§ DATA FOR THE TASK
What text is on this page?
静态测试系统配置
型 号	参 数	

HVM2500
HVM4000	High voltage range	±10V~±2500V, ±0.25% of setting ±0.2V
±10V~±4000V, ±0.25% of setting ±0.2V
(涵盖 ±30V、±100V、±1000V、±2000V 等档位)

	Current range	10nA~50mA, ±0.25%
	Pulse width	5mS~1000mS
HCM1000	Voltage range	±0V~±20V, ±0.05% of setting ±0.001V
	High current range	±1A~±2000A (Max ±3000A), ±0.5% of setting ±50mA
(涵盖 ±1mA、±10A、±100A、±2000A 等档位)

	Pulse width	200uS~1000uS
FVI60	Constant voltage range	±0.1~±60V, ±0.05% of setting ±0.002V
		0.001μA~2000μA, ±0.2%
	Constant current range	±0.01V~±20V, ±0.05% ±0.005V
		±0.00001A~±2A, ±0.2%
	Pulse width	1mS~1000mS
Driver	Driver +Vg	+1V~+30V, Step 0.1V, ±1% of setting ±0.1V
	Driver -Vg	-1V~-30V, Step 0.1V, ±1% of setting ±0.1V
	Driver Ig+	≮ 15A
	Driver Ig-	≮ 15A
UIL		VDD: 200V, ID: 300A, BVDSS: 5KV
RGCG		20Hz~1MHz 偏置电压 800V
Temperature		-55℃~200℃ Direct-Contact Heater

§ REQUIREMENTS
Retype the whole listing, matching it exactly.

§ SOLUTION TO THE PROBLEM
What text is on this page?
静态测试系统配置
型 号	参 数	

HVM2500
HVM4000	High voltage range	±10V~±2500V, ±0.25% of setting ±0.2V
±10V~±4000V, ±0.25% of setting ±0.2V
(涵盖 ±30V、±100V、±1000V、±2000V 等档位)

	Current range	10nA~50mA, ±0.25%
	Pulse width	5mS~1000mS
HCM1000	Voltage range	±0V~±20V, ±0.05% of setting ±0.001V
	High current range	±1A~±2000A (Max ±3000A), ±0.5% of setting ±50mA
(涵盖 ±1mA、±10A、±100A、±2000A 等档位)

	Pulse width	200uS~1000uS
FVI60	Constant voltage range	±0.1~±60V, ±0.05% of setting ±0.002V
		0.001μA~2000μA, ±0.2%
	Constant current range	±0.01V~±20V, ±0.05% ±0.005V
		±0.00001A~±2A, ±0.2%
	Pulse width	1mS~1000mS
Driver	Driver +Vg	+1V~+30V, Step 0.1V, ±1% of setting ±0.1V
	Driver -Vg	-1V~-30V, Step 0.1V, ±1% of setting ±0.1V
	Driver Ig+	≮ 15A
	Driver Ig-	≮ 15A
UIL		VDD: 200V, ID: 300A, BVDSS: 5KV
RGCG		20Hz~1MHz 偏置电压 800V
Temperature		-55℃~200℃ Direct-Contact Heater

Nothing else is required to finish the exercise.